#### [WHAT THE TASK REQUIRES]
Copy each of the following entries line for line, with no changes.

#### [RECORD EXTRACTS]
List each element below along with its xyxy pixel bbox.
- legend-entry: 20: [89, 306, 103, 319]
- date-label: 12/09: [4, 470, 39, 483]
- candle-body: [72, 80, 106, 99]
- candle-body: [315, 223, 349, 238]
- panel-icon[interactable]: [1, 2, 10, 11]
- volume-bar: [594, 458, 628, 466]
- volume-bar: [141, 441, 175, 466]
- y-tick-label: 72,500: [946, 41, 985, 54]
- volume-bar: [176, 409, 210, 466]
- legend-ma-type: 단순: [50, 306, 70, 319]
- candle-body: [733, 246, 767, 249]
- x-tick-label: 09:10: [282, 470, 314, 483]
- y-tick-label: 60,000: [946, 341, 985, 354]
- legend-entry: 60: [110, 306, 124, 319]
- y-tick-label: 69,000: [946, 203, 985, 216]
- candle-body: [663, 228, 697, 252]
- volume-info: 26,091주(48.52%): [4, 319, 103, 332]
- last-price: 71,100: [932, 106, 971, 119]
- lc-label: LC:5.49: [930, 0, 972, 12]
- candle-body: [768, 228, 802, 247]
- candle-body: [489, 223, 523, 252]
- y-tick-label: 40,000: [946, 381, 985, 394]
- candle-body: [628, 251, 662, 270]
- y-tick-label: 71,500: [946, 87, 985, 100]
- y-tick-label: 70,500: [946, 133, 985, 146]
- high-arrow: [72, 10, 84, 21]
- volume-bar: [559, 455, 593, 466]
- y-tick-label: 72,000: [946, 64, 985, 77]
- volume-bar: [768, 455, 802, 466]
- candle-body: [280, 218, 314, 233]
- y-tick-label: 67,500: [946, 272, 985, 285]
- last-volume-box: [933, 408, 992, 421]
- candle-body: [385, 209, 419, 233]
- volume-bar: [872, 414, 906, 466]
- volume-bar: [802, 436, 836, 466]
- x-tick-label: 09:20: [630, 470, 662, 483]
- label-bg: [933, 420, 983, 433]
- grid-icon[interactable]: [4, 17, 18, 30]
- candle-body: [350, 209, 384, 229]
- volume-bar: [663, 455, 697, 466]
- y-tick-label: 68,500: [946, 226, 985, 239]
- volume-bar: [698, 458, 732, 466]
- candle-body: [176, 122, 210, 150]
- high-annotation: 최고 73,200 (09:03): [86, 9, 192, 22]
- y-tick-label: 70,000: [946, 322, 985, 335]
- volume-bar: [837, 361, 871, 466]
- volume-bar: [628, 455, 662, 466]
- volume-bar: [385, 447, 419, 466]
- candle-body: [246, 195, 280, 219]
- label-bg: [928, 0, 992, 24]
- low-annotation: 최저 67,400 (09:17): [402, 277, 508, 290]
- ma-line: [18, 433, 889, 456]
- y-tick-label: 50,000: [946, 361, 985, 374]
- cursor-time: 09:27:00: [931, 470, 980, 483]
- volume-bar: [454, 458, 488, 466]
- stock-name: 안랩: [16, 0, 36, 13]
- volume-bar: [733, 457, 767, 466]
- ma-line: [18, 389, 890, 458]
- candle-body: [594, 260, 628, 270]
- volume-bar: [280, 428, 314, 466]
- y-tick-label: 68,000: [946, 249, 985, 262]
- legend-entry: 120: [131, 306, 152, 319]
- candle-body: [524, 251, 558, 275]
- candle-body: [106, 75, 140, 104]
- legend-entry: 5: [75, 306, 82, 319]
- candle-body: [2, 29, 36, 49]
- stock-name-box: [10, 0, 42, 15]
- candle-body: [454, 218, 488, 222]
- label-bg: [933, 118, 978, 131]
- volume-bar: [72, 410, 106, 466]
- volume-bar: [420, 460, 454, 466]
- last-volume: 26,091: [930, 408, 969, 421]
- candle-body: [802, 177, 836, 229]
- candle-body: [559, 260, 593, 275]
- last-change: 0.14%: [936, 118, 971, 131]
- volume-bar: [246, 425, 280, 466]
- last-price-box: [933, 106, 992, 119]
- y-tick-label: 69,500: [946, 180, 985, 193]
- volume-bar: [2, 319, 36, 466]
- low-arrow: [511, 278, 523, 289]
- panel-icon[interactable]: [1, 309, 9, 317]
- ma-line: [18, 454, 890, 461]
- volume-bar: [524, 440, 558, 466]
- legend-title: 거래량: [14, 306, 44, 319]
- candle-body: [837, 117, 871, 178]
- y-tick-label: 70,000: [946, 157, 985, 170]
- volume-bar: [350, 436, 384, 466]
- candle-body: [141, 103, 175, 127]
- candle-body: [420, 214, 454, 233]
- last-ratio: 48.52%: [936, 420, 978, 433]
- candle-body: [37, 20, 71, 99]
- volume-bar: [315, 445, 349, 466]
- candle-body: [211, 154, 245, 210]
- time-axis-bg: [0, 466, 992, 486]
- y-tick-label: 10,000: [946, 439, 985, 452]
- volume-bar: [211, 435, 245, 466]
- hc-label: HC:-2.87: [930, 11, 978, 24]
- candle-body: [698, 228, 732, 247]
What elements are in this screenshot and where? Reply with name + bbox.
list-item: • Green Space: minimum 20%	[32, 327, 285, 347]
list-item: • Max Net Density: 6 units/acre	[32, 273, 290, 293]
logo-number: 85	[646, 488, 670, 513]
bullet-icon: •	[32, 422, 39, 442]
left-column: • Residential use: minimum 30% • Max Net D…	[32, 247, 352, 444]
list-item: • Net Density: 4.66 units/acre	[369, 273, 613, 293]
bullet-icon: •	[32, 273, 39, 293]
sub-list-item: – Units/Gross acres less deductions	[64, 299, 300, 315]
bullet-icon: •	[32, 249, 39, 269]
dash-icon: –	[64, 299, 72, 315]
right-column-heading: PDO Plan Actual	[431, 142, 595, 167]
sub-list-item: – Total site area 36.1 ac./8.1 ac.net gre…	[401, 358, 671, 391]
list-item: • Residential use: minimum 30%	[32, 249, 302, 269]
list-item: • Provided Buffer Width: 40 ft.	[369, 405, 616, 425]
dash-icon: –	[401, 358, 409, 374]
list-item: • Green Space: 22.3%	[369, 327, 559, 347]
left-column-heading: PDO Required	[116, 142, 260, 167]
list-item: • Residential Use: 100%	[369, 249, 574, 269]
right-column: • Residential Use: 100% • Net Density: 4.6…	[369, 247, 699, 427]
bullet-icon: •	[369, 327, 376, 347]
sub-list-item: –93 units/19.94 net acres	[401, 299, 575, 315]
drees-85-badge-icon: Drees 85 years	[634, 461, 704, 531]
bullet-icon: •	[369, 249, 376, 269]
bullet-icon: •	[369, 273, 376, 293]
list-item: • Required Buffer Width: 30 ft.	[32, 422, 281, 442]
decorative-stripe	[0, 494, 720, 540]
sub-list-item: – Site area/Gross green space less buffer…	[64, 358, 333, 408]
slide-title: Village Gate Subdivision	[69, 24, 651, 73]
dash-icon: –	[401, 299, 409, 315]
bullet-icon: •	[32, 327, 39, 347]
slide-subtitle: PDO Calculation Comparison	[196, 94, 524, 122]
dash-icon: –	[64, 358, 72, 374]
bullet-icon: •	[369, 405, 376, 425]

#### [FINISHED ANSWER]
List each element below along with its xyxy pixel bbox.
- legend-entry: 20: [89, 306, 103, 319]
- date-label: 12/09: [4, 470, 39, 483]
- candle-body: [72, 80, 106, 99]
- candle-body: [315, 223, 349, 238]
- panel-icon[interactable]: [1, 2, 10, 11]
- volume-bar: [594, 458, 628, 466]
- volume-bar: [141, 441, 175, 466]
- y-tick-label: 72,500: [946, 41, 985, 54]
- volume-bar: [176, 409, 210, 466]
- legend-ma-type: 단순: [50, 306, 70, 319]
- candle-body: [733, 246, 767, 249]
- x-tick-label: 09:10: [282, 470, 314, 483]
- y-tick-label: 60,000: [946, 341, 985, 354]
- legend-entry: 60: [110, 306, 124, 319]
- y-tick-label: 69,000: [946, 203, 985, 216]
- candle-body: [663, 228, 697, 252]
- volume-info: 26,091주(48.52%): [4, 319, 103, 332]
- last-price: 71,100: [932, 106, 971, 119]
- lc-label: LC:5.49: [930, 0, 972, 12]
- candle-body: [768, 228, 802, 247]
- candle-body: [489, 223, 523, 252]
- y-tick-label: 40,000: [946, 381, 985, 394]
- candle-body: [628, 251, 662, 270]
- y-tick-label: 71,500: [946, 87, 985, 100]
- y-tick-label: 70,500: [946, 133, 985, 146]
- high-arrow: [72, 10, 84, 21]
- volume-bar: [559, 455, 593, 466]
- y-tick-label: 72,000: [946, 64, 985, 77]
- volume-bar: [768, 455, 802, 466]
- candle-body: [280, 218, 314, 233]
- y-tick-label: 67,500: [946, 272, 985, 285]
- last-volume-box: [933, 408, 992, 421]
- candle-body: [385, 209, 419, 233]
- volume-bar: [872, 414, 906, 466]
- volume-bar: [802, 436, 836, 466]
- x-tick-label: 09:20: [630, 470, 662, 483]
- label-bg: [933, 420, 983, 433]
- grid-icon[interactable]: [4, 17, 18, 30]
- candle-body: [350, 209, 384, 229]
- volume-bar: [663, 455, 697, 466]
- y-tick-label: 68,500: [946, 226, 985, 239]
- volume-bar: [698, 458, 732, 466]
- candle-body: [176, 122, 210, 150]
- high-annotation: 최고 73,200 (09:03): [86, 9, 192, 22]
- y-tick-label: 70,000: [946, 322, 985, 335]
- volume-bar: [837, 361, 871, 466]
- volume-bar: [628, 455, 662, 466]
- volume-bar: [385, 447, 419, 466]
- candle-body: [246, 195, 280, 219]
- label-bg: [928, 0, 992, 24]
- low-annotation: 최저 67,400 (09:17): [402, 277, 508, 290]
- ma-line: [18, 433, 889, 456]
- y-tick-label: 50,000: [946, 361, 985, 374]
- cursor-time: 09:27:00: [931, 470, 980, 483]
- volume-bar: [454, 458, 488, 466]
- stock-name: 안랩: [16, 0, 36, 13]
- volume-bar: [733, 457, 767, 466]
- ma-line: [18, 389, 890, 458]
- candle-body: [594, 260, 628, 270]
- volume-bar: [280, 428, 314, 466]
- y-tick-label: 68,000: [946, 249, 985, 262]
- legend-entry: 120: [131, 306, 152, 319]
- candle-body: [524, 251, 558, 275]
- candle-body: [106, 75, 140, 104]
- legend-entry: 5: [75, 306, 82, 319]
- candle-body: [2, 29, 36, 49]
- stock-name-box: [10, 0, 42, 15]
- candle-body: [454, 218, 488, 222]
- label-bg: [933, 118, 978, 131]
- volume-bar: [72, 410, 106, 466]
- volume-bar: [420, 460, 454, 466]
- last-volume: 26,091: [930, 408, 969, 421]
- candle-body: [802, 177, 836, 229]
- candle-body: [559, 260, 593, 275]
- last-change: 0.14%: [936, 118, 971, 131]
- volume-bar: [246, 425, 280, 466]
- last-price-box: [933, 106, 992, 119]
- y-tick-label: 69,500: [946, 180, 985, 193]
- volume-bar: [2, 319, 36, 466]
- low-arrow: [511, 278, 523, 289]
- panel-icon[interactable]: [1, 309, 9, 317]
- ma-line: [18, 454, 890, 461]
- volume-bar: [524, 440, 558, 466]
- legend-title: 거래량: [14, 306, 44, 319]
- candle-body: [837, 117, 871, 178]
- y-tick-label: 70,000: [946, 157, 985, 170]
- volume-bar: [350, 436, 384, 466]
- candle-body: [141, 103, 175, 127]
- candle-body: [420, 214, 454, 233]
- last-ratio: 48.52%: [936, 420, 978, 433]
- candle-body: [37, 20, 71, 99]
- volume-bar: [315, 445, 349, 466]
- candle-body: [211, 154, 245, 210]
- time-axis-bg: [0, 466, 992, 486]
- y-tick-label: 10,000: [946, 439, 985, 452]
- volume-bar: [211, 435, 245, 466]
- hc-label: HC:-2.87: [930, 11, 978, 24]
- candle-body: [698, 228, 732, 247]
What elements are in this screenshot and where? Reply with name + bbox.
list-item: • Green Space: minimum 20%	[32, 327, 285, 347]
list-item: • Max Net Density: 6 units/acre	[32, 273, 290, 293]
logo-number: 85	[646, 488, 670, 513]
bullet-icon: •	[32, 422, 39, 442]
left-column: • Residential use: minimum 30% • Max Net D…	[32, 247, 352, 444]
list-item: • Net Density: 4.66 units/acre	[369, 273, 613, 293]
bullet-icon: •	[32, 273, 39, 293]
sub-list-item: – Units/Gross acres less deductions	[64, 299, 300, 315]
bullet-icon: •	[32, 249, 39, 269]
dash-icon: –	[64, 299, 72, 315]
right-column-heading: PDO Plan Actual	[431, 142, 595, 167]
sub-list-item: – Total site area 36.1 ac./8.1 ac.net gre…	[401, 358, 671, 391]
list-item: • Residential use: minimum 30%	[32, 249, 302, 269]
list-item: • Provided Buffer Width: 40 ft.	[369, 405, 616, 425]
dash-icon: –	[401, 358, 409, 374]
list-item: • Green Space: 22.3%	[369, 327, 559, 347]
left-column-heading: PDO Required	[116, 142, 260, 167]
list-item: • Residential Use: 100%	[369, 249, 574, 269]
right-column: • Residential Use: 100% • Net Density: 4.6…	[369, 247, 699, 427]
bullet-icon: •	[369, 327, 376, 347]
sub-list-item: –93 units/19.94 net acres	[401, 299, 575, 315]
drees-85-badge-icon: Drees 85 years	[634, 461, 704, 531]
bullet-icon: •	[369, 249, 376, 269]
bullet-icon: •	[369, 273, 376, 293]
list-item: • Required Buffer Width: 30 ft.	[32, 422, 281, 442]
decorative-stripe	[0, 494, 720, 540]
sub-list-item: – Site area/Gross green space less buffer…	[64, 358, 333, 408]
slide-title: Village Gate Subdivision	[69, 24, 651, 73]
dash-icon: –	[401, 299, 409, 315]
bullet-icon: •	[32, 327, 39, 347]
slide-subtitle: PDO Calculation Comparison	[196, 94, 524, 122]
dash-icon: –	[64, 358, 72, 374]
bullet-icon: •	[369, 405, 376, 425]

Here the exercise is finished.